[TASK TO COMPLETE] Identify every line in the records below that contains the word "marker", and copy each of those lines.

Items from a data source
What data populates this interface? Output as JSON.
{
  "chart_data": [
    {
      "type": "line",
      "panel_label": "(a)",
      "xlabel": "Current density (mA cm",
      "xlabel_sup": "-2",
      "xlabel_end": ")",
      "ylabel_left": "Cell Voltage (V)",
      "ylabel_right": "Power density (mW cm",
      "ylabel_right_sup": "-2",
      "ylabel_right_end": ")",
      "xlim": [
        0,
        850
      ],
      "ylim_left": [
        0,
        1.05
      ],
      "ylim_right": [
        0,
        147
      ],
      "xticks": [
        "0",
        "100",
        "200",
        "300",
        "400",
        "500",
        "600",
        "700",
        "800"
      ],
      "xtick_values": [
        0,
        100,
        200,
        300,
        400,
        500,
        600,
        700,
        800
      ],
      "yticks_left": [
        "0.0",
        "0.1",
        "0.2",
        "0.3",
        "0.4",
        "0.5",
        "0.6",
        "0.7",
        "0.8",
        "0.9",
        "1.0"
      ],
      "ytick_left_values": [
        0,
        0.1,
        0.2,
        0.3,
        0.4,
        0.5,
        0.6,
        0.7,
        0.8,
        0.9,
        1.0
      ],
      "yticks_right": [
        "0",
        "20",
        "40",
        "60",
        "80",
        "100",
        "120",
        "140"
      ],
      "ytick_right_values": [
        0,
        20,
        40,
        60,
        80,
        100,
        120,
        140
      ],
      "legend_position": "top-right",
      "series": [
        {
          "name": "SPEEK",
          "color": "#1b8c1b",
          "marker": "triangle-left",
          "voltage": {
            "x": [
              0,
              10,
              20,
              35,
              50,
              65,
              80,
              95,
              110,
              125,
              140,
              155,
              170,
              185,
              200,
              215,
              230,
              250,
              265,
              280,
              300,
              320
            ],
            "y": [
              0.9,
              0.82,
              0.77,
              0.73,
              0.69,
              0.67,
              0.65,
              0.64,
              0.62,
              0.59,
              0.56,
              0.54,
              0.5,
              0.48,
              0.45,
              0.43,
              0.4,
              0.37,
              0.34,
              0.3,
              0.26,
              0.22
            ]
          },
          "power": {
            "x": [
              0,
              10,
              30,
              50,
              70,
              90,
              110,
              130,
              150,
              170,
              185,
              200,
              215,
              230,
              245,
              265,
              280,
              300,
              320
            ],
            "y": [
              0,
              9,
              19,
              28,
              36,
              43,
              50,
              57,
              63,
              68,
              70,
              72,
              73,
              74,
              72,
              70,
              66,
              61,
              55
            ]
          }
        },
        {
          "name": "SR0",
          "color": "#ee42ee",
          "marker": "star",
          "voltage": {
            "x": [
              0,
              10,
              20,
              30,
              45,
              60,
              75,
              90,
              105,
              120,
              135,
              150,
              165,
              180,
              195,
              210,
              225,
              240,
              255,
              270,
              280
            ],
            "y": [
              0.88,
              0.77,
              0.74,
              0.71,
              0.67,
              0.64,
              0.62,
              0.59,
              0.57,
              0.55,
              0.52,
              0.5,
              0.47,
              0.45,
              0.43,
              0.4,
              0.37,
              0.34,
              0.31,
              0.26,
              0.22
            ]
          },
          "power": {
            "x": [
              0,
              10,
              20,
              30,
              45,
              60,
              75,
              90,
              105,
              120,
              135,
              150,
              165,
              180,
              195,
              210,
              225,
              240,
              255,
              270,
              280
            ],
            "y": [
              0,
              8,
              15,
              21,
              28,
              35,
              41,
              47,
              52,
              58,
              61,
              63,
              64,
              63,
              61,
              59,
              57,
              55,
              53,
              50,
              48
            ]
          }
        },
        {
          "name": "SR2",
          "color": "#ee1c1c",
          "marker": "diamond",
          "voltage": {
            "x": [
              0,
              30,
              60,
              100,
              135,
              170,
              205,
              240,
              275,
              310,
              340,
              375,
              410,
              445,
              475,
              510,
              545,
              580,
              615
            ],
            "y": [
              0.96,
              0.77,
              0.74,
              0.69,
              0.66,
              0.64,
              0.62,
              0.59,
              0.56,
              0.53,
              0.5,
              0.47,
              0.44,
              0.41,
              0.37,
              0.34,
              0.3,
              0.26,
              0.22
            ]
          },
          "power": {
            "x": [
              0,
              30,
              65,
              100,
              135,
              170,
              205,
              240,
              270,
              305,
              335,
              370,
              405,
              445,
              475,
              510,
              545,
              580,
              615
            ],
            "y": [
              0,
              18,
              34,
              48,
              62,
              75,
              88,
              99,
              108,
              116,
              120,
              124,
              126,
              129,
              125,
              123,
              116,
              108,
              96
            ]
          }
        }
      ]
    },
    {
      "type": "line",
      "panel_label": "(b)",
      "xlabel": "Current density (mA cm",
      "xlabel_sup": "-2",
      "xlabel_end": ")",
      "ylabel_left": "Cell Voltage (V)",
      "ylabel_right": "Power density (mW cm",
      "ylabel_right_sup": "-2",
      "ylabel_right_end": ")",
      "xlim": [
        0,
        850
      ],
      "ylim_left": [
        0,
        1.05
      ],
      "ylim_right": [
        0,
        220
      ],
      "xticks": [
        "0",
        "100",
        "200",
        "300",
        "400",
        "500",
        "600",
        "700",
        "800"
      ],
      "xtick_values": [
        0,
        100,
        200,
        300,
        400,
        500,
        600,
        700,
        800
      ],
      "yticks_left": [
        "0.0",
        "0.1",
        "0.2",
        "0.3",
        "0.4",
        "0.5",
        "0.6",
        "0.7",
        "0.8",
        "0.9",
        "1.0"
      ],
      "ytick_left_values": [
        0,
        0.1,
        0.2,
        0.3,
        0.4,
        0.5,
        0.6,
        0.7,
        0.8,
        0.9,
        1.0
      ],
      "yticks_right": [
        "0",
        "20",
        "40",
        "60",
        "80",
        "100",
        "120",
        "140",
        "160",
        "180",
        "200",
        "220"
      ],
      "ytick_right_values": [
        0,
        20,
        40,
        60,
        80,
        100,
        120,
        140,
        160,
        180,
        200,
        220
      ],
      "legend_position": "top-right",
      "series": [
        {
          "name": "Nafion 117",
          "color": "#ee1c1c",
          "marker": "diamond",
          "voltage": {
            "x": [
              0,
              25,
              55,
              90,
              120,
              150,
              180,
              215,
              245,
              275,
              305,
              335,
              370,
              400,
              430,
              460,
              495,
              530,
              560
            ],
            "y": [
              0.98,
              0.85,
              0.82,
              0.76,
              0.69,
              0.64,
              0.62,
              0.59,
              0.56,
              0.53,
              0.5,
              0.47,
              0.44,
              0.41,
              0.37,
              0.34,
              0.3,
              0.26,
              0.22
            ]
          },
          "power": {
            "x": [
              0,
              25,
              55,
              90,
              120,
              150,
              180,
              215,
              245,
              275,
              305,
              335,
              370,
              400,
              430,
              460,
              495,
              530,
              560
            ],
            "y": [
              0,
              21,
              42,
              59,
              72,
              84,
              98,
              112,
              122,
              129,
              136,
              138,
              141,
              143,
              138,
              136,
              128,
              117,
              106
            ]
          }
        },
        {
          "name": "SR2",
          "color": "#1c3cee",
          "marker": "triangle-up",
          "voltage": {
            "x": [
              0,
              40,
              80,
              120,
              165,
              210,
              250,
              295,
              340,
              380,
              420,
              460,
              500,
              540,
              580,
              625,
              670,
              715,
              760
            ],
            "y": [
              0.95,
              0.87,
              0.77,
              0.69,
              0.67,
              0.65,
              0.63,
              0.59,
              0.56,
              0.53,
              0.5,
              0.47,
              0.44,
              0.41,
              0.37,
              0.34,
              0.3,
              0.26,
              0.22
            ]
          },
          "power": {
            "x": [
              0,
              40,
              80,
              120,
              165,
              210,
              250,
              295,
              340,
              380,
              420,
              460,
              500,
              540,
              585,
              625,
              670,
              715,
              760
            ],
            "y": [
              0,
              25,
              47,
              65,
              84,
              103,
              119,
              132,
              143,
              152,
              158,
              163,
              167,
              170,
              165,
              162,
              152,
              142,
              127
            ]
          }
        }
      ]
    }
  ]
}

[EXERCISE ANSWER]
          "marker": "triangle-left",
          "marker": "star",
          "marker": "diamond",
          "marker": "diamond",
          "marker": "triangle-up",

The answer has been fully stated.